Artikel:
++++++
Natürlich hätte man diese Lebensmittel für die hungerleidenden Menschen, die längst nicht mehr nur in der sogenannten »Dritten Welt« beheimatet sind, nutzen können. Nach neusten Erhebungen einer IFRC-Studie können sich 43 Millionen Menschen in Europa nicht genug zu Essen leisten, 120 Millionen sind von Armut bedroht. (5) Ein Bedürfnis nach Nahrung ist also im Überfluss vorhanden, allerdings ist die Produktion gar nicht dafür gedacht, die Bedürfnisse der Menschen zu befriedigen. Vielmehr richtet sich diese Wirtschaftsweise nach dem Profit, der mit dem Verkauf der Waren zu erreichen ist. Es zählen also nur die Bedürfnisse, hinter denen eine Kaufkraft steht.

Folglich wird nicht aus Gedankenlosigkeit, Nachlässigkeit oder gar wegen dem bösem Willen einzelner, besonders gieriger Produzenten weggeworfen. In einer kapitalistischen Gesellschaft ist dieser Wahnsinn Normalität, ganz einfach deshalb, weil er sich lohnt.
++++++
Datenzeilen:
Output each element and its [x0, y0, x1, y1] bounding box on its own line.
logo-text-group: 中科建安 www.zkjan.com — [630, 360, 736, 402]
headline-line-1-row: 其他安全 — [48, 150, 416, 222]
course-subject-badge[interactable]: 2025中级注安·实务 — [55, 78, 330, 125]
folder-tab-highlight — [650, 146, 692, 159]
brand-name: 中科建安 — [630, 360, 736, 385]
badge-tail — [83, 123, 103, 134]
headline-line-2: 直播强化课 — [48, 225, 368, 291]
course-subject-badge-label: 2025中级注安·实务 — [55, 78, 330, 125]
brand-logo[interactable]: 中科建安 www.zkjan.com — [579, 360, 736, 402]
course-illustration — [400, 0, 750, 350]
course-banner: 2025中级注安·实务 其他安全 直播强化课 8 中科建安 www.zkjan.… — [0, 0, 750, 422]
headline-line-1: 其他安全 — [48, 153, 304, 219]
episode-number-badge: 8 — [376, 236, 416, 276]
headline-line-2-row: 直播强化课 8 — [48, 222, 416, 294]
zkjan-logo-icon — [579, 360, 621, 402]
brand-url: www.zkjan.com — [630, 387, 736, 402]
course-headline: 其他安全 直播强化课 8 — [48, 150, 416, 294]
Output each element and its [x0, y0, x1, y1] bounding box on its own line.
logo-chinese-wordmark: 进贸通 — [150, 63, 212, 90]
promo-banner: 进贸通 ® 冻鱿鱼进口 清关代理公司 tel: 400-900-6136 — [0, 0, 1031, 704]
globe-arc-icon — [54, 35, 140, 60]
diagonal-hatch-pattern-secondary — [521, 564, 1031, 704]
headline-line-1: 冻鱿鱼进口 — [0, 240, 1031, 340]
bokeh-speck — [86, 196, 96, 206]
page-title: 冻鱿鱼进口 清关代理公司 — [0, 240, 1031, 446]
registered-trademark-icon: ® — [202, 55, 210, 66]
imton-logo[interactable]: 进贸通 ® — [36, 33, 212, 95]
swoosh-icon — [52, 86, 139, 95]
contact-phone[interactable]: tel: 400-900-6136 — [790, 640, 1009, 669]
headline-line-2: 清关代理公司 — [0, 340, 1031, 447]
++++++
Schriftliche Aufgabe 1: Kopiere aus dem Artikel über weggeworfene Lebensmittel den Abschnitt von „Natürlich hätte man“ bis einschließlich „eine Kaufkraft steht.“ wortgetreu.
Schriftliche Aufgabe 2:
Beantworte anhand des Artikels kurz:
(a) Wie viele Menschen in Europa können sich laut der IFRC-Studie nicht genug zu essen leisten?
(b) Wonach richtet sich die beschriebene Wirtschaftsweise?
(c) Weshalb ist das Wegwerfen in einer kapitalistischen Gesellschaft Normalität?

Vollständige Antwort 1:
Natürlich hätte man diese Lebensmittel für die hungerleidenden Menschen, die längst nicht mehr nur in der sogenannten »Dritten Welt« beheimatet sind, nutzen können. Nach neusten Erhebungen einer IFRC-Studie können sich 43 Millionen Menschen in Europa nicht genug zu Essen leisten, 120 Millionen sind von Armut bedroht. (5) Ein Bedürfnis nach Nahrung ist also im Überfluss vorhanden, allerdings ist die Produktion gar nicht dafür gedacht, die Bedürfnisse der Menschen zu befriedigen. Vielmehr richtet sich diese Wirtschaftsweise nach dem Profit, der mit dem Verkauf der Waren zu erreichen ist. Es zählen also nur die Bedürfnisse, hinter denen eine Kaufkraft steht.

Vollständige Antwort 2:
(a) 43 Millionen Menschen.
(b) Nach dem Profit, der mit dem Verkauf der Waren zu erreichen ist.
(c) Weil es sich lohnt.